Task to carry out:
Transcribe each record exactly. Include every one.

--- Start ---

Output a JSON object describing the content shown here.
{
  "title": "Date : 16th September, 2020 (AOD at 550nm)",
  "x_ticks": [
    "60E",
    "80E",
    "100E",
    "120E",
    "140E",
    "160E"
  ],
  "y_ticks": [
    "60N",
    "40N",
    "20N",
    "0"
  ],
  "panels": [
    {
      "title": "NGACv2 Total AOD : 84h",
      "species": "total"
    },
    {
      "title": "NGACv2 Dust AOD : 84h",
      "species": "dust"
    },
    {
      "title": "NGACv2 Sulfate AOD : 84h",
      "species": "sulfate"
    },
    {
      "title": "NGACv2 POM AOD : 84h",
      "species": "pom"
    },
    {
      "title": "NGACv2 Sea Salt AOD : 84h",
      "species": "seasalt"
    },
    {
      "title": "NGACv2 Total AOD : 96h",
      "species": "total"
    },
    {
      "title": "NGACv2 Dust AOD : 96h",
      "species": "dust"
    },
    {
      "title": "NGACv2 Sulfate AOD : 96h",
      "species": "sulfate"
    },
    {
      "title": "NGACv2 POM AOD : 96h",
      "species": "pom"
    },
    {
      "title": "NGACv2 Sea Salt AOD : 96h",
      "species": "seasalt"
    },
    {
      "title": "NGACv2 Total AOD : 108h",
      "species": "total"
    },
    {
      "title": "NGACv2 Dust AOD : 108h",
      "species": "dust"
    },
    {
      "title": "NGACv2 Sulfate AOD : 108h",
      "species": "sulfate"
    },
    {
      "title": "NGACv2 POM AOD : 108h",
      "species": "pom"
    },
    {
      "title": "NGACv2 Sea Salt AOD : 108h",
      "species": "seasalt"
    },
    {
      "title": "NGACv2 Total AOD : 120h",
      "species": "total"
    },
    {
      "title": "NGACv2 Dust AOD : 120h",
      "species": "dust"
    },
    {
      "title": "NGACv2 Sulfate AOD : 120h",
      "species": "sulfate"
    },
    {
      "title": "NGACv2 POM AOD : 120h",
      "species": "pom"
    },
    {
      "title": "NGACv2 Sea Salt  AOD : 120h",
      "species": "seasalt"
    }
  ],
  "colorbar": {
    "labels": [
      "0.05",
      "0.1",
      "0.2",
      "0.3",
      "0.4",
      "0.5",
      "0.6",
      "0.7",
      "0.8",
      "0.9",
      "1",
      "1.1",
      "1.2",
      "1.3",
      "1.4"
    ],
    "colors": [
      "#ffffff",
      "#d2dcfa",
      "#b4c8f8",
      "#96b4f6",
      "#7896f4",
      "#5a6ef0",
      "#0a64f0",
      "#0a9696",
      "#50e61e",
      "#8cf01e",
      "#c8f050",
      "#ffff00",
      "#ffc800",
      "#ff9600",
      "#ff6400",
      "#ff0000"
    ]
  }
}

--- End ---

Exercise result:
Output a JSON object describing the content shown here.
{
  "title": "Date : 16th September, 2020 (AOD at 550nm)",
  "x_ticks": [
    "60E",
    "80E",
    "100E",
    "120E",
    "140E",
    "160E"
  ],
  "y_ticks": [
    "60N",
    "40N",
    "20N",
    "0"
  ],
  "panels": [
    {
      "title": "NGACv2 Total AOD : 84h",
      "species": "total"
    },
    {
      "title": "NGACv2 Dust AOD : 84h",
      "species": "dust"
    },
    {
      "title": "NGACv2 Sulfate AOD : 84h",
      "species": "sulfate"
    },
    {
      "title": "NGACv2 POM AOD : 84h",
      "species": "pom"
    },
    {
      "title": "NGACv2 Sea Salt AOD : 84h",
      "species": "seasalt"
    },
    {
      "title": "NGACv2 Total AOD : 96h",
      "species": "total"
    },
    {
      "title": "NGACv2 Dust AOD : 96h",
      "species": "dust"
    },
    {
      "title": "NGACv2 Sulfate AOD : 96h",
      "species": "sulfate"
    },
    {
      "title": "NGACv2 POM AOD : 96h",
      "species": "pom"
    },
    {
      "title": "NGACv2 Sea Salt AOD : 96h",
      "species": "seasalt"
    },
    {
      "title": "NGACv2 Total AOD : 108h",
      "species": "total"
    },
    {
      "title": "NGACv2 Dust AOD : 108h",
      "species": "dust"
    },
    {
      "title": "NGACv2 Sulfate AOD : 108h",
      "species": "sulfate"
    },
    {
      "title": "NGACv2 POM AOD : 108h",
      "species": "pom"
    },
    {
      "title": "NGACv2 Sea Salt AOD : 108h",
      "species": "seasalt"
    },
    {
      "title": "NGACv2 Total AOD : 120h",
      "species": "total"
    },
    {
      "title": "NGACv2 Dust AOD : 120h",
      "species": "dust"
    },
    {
      "title": "NGACv2 Sulfate AOD : 120h",
      "species": "sulfate"
    },
    {
      "title": "NGACv2 POM AOD : 120h",
      "species": "pom"
    },
    {
      "title": "NGACv2 Sea Salt  AOD : 120h",
      "species": "seasalt"
    }
  ],
  "colorbar": {
    "labels": [
      "0.05",
      "0.1",
      "0.2",
      "0.3",
      "0.4",
      "0.5",
      "0.6",
      "0.7",
      "0.8",
      "0.9",
      "1",
      "1.1",
      "1.2",
      "1.3",
      "1.4"
    ],
    "colors": [
      "#ffffff",
      "#d2dcfa",
      "#b4c8f8",
      "#96b4f6",
      "#7896f4",
      "#5a6ef0",
      "#0a64f0",
      "#0a9696",
      "#50e61e",
      "#8cf01e",
      "#c8f050",
      "#ffff00",
      "#ffc800",
      "#ff9600",
      "#ff6400",
      "#ff0000"
    ]
  }
}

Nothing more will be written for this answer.